## TASK BRIEF
Report how many lines hold the string "Objects". Give the number and nothing else.

[Some records]

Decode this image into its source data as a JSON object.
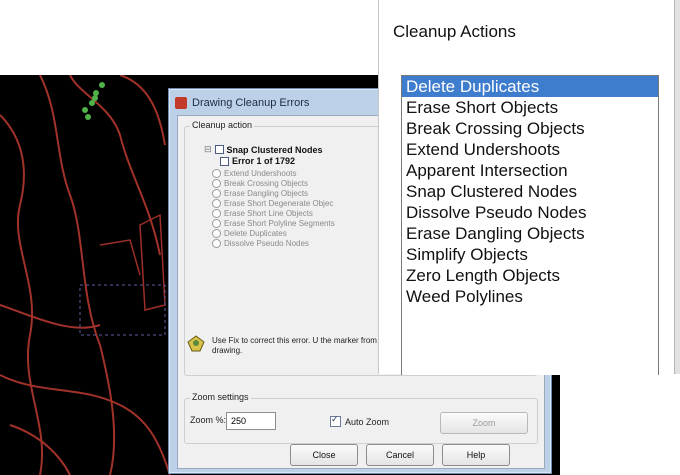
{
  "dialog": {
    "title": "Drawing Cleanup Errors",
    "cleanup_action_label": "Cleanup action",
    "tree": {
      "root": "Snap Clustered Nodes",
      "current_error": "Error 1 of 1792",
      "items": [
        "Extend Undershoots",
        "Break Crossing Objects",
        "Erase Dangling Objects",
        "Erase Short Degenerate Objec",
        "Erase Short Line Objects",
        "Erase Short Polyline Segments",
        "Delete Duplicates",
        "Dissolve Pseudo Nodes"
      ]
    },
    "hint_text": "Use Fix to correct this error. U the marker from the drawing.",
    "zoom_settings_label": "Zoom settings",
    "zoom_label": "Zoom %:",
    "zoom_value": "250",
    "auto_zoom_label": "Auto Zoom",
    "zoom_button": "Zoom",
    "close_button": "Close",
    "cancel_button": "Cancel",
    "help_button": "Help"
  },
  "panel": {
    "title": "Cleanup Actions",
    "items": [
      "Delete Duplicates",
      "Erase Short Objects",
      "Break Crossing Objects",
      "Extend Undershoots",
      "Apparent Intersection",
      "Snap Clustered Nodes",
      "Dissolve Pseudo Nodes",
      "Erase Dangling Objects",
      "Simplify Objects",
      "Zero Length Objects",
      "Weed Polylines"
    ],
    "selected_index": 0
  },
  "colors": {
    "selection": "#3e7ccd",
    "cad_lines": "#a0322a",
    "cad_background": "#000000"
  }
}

## EXERCISE RESPONSE
8